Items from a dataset

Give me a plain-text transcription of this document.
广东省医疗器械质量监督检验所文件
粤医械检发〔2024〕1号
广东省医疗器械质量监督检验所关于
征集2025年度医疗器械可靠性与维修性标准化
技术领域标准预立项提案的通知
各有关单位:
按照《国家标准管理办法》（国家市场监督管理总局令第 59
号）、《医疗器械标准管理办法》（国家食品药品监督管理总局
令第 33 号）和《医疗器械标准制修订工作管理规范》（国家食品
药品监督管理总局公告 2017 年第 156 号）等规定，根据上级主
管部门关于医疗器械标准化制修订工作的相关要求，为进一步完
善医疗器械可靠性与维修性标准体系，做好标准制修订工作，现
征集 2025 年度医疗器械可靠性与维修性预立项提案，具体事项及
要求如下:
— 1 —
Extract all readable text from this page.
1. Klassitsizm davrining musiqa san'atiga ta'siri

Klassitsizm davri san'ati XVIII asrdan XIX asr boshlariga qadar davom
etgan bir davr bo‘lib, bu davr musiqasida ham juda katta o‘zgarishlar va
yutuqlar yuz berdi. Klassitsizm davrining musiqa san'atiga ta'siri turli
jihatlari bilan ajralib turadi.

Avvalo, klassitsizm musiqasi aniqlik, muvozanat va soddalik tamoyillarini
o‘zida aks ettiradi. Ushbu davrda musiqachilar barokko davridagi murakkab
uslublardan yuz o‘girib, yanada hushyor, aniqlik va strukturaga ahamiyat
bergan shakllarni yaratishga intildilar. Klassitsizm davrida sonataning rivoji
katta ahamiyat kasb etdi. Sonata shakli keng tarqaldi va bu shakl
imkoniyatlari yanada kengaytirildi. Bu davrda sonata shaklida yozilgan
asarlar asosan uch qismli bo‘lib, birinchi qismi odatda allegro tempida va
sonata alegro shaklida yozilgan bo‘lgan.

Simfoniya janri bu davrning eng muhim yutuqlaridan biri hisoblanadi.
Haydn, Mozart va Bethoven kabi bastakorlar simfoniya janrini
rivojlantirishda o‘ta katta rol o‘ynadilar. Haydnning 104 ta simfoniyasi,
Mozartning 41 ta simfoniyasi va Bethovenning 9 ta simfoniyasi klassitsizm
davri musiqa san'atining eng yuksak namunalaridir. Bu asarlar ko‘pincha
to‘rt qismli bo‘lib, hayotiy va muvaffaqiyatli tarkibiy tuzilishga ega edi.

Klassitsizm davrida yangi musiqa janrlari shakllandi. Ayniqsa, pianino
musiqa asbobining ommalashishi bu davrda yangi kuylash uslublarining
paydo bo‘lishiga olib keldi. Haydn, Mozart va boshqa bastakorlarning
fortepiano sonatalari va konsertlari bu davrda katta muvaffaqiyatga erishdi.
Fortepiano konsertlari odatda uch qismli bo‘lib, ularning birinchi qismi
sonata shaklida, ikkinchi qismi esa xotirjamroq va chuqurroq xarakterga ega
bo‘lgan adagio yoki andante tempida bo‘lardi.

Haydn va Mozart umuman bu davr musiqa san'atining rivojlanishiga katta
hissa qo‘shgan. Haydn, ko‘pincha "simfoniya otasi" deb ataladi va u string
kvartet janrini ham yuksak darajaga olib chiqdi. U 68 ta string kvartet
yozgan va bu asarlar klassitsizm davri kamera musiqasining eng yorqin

# The problem
Check every line of the data, and copy the ones that contain "konsertlari".

# Answer for the task
fortepiano sonatalari va konsertlari bu davrda katta muvaffaqiyatga erishdi.
Fortepiano konsertlari odatda uch qismli bo‘lib, ularning birinchi qismi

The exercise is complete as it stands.